• Available records:
------------

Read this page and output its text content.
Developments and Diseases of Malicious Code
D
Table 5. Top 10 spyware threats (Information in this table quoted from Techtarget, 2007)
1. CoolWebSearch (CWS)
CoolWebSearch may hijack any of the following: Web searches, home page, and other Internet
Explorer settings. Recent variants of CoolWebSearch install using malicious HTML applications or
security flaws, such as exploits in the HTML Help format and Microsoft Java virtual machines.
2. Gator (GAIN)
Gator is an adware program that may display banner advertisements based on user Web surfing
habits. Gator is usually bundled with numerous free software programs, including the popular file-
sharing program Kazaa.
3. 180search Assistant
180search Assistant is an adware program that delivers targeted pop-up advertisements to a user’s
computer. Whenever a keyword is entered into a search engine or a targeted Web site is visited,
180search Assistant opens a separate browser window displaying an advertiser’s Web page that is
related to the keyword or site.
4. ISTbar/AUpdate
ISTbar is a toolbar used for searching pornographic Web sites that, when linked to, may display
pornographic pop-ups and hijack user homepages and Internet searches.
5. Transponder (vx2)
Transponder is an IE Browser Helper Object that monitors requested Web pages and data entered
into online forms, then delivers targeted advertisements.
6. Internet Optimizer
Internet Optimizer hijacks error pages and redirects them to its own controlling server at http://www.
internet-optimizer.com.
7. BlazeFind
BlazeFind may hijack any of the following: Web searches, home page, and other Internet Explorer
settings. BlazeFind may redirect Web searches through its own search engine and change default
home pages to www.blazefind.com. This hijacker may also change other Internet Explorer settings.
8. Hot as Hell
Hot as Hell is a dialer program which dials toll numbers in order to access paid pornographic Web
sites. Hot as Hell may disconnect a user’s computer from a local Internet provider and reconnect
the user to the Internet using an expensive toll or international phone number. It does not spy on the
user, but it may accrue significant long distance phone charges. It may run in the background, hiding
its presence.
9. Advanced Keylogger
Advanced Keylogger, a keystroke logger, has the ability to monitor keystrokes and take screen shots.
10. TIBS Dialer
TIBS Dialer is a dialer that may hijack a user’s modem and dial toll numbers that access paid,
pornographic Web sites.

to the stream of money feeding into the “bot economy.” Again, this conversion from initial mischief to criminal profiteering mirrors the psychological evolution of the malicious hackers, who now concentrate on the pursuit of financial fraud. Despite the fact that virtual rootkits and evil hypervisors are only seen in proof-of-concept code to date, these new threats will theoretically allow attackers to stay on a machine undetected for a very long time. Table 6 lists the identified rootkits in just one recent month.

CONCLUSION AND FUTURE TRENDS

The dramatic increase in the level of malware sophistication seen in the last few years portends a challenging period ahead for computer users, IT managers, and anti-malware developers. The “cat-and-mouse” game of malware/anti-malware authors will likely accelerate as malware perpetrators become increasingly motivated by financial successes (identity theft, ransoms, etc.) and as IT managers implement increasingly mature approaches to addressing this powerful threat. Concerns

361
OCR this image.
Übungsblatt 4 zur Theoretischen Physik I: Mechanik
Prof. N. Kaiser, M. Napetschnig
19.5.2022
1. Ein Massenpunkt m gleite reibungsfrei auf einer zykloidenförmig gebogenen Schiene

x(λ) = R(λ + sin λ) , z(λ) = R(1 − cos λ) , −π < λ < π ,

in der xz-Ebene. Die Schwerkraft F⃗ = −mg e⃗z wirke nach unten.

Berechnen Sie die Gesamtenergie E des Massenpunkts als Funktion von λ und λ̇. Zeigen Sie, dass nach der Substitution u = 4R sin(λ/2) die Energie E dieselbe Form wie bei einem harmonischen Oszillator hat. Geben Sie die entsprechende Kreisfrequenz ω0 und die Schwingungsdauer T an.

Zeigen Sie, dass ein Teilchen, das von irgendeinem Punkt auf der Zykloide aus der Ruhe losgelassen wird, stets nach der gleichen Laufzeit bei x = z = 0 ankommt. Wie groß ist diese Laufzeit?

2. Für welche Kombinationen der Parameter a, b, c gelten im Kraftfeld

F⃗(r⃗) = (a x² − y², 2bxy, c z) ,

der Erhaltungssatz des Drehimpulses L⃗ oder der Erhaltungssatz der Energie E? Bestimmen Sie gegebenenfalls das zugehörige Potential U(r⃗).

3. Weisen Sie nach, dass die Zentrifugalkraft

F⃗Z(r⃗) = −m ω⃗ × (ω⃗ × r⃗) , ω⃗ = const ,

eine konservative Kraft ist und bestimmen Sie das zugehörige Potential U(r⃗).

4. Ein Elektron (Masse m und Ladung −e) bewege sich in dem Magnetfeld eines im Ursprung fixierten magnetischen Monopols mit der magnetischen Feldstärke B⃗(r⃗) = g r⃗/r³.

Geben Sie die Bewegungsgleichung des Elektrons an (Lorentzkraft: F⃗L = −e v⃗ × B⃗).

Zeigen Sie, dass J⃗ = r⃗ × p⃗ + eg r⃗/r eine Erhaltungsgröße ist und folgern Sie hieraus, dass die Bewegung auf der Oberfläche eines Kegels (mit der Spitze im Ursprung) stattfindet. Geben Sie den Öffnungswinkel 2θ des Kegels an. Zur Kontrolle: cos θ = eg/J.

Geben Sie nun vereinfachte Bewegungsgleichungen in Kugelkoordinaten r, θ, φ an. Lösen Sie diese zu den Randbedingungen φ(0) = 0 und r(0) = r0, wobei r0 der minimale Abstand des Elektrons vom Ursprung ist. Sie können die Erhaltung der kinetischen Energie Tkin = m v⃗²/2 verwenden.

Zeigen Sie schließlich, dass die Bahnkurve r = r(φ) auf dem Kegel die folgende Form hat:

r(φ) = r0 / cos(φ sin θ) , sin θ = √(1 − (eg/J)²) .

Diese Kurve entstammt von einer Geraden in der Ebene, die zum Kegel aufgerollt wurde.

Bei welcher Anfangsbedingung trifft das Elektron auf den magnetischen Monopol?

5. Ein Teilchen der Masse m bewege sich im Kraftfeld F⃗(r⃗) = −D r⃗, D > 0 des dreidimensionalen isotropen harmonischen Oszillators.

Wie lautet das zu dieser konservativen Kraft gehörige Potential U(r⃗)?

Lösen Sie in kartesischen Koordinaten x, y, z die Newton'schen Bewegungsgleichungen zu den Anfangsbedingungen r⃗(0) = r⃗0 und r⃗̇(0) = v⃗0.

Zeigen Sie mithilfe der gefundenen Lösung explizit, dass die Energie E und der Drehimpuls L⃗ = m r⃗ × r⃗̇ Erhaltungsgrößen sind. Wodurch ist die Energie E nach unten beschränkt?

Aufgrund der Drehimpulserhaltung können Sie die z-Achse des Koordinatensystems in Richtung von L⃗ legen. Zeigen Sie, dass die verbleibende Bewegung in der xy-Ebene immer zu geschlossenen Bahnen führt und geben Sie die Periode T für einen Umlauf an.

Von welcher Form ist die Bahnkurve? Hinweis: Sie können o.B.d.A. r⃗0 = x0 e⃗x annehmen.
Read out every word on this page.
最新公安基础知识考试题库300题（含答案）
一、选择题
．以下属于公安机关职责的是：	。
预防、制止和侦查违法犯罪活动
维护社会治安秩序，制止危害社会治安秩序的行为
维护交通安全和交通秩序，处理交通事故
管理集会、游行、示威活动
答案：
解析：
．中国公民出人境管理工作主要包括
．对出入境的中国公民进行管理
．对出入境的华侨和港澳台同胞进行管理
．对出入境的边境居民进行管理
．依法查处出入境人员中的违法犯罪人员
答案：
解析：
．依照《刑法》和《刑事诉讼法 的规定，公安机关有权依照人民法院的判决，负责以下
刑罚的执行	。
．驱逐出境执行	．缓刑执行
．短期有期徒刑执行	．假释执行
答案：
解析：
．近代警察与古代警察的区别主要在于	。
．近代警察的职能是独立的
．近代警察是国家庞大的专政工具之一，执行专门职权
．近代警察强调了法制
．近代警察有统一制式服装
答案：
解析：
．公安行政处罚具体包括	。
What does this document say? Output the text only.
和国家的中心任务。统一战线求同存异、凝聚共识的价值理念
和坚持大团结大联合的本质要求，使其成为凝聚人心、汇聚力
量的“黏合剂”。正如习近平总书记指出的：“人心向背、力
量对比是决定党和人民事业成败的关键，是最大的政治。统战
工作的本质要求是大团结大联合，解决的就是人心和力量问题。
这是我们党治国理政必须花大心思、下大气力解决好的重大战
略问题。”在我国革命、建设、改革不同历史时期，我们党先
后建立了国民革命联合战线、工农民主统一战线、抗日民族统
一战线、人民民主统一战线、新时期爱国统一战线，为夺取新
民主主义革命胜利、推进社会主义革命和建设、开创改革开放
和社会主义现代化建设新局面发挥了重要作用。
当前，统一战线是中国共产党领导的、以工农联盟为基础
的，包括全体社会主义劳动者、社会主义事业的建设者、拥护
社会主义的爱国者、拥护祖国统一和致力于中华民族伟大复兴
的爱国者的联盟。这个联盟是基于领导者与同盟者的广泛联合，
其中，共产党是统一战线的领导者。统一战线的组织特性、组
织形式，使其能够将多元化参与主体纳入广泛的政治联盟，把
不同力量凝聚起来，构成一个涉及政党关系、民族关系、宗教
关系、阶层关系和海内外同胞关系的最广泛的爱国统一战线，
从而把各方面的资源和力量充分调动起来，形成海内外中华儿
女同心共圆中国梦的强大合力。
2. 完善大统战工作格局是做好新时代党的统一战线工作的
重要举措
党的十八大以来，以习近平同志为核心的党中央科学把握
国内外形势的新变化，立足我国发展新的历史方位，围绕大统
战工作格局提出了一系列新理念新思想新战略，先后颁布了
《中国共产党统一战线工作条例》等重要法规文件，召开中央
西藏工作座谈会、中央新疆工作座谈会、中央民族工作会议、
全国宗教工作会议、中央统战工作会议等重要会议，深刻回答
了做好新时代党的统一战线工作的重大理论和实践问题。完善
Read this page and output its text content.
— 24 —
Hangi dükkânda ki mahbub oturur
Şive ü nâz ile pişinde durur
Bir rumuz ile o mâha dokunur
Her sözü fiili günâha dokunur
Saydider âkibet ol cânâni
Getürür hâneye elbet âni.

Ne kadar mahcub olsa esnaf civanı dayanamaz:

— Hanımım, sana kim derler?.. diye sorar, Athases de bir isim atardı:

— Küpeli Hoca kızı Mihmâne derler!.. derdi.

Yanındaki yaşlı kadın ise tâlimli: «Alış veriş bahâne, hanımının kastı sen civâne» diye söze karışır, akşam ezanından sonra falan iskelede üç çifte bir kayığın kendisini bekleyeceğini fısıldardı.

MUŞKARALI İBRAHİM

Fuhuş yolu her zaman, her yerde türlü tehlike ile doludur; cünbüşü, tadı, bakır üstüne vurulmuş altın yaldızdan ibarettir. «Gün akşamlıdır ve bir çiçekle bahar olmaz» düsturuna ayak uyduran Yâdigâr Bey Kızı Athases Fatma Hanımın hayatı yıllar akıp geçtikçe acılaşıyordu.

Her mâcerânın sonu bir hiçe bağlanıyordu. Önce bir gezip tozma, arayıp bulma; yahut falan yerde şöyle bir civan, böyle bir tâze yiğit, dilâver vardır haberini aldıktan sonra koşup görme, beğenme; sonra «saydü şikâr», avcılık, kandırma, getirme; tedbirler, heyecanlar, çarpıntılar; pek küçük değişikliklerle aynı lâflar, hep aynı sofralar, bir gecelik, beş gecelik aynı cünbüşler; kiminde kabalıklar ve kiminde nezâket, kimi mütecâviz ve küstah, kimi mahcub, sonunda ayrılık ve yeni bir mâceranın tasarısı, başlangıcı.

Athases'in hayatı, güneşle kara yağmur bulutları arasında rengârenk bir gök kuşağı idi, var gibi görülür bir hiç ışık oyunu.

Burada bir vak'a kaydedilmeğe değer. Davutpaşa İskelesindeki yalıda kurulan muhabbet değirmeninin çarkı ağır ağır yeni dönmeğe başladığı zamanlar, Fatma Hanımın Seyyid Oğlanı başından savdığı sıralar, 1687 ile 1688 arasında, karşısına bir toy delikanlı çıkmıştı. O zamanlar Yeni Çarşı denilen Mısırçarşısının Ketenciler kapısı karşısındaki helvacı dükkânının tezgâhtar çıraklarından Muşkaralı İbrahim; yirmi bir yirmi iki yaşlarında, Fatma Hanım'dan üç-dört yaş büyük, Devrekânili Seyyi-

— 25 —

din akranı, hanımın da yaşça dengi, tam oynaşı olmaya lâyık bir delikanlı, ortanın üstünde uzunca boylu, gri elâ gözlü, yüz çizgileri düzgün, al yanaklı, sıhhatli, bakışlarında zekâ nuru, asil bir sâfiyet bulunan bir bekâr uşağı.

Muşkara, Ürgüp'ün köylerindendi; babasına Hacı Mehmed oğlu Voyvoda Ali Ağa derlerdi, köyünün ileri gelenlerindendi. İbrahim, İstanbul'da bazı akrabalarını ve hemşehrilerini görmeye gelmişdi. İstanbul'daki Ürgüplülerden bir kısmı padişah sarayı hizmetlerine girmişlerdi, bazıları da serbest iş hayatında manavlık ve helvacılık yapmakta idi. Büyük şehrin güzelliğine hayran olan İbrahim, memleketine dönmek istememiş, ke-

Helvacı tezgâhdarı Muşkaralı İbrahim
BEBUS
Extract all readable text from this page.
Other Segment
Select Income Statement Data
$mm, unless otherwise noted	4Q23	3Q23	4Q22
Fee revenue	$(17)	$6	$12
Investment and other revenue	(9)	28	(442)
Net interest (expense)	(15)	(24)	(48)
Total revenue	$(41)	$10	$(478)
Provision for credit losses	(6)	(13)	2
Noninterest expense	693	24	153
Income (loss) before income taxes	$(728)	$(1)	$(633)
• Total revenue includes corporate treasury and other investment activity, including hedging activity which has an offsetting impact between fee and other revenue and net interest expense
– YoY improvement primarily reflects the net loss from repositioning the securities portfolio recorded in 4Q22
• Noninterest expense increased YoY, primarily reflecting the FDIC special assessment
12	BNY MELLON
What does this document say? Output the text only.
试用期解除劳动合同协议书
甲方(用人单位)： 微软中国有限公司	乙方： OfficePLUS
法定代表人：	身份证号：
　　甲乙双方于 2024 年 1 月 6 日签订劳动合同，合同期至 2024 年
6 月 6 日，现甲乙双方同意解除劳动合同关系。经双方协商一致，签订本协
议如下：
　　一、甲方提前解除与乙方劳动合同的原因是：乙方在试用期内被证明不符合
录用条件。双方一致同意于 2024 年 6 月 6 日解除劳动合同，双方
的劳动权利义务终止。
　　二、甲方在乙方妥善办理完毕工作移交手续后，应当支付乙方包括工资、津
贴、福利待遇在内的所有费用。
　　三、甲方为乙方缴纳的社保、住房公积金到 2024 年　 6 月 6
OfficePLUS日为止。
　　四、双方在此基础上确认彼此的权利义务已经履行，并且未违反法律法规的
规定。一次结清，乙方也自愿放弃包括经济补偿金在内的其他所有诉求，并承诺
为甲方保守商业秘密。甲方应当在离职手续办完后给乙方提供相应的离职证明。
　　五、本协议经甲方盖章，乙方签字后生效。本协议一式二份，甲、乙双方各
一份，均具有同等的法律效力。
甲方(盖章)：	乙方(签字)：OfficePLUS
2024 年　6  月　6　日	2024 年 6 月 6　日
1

------------

List all lines holding the string "into".

computer. Whenever a keyword is entered into a search engine or a targeted Web site is visited,
into online forms, then delivers targeted advertisements.
to the stream of money feeding into the “bot economy.” Again, this conversion from initial mischief to criminal profiteering mirrors the psychological evolution of the malicious hackers, who now concentrate on the pursuit of financial fraud. Despite the fact that virtual rootkits and evil hypervisors are only seen in proof-of-concept code to date, these new threats will theoretically allow attackers to stay on a machine undetected for a very long time. Table 6 lists the identified rootkits in just one recent month.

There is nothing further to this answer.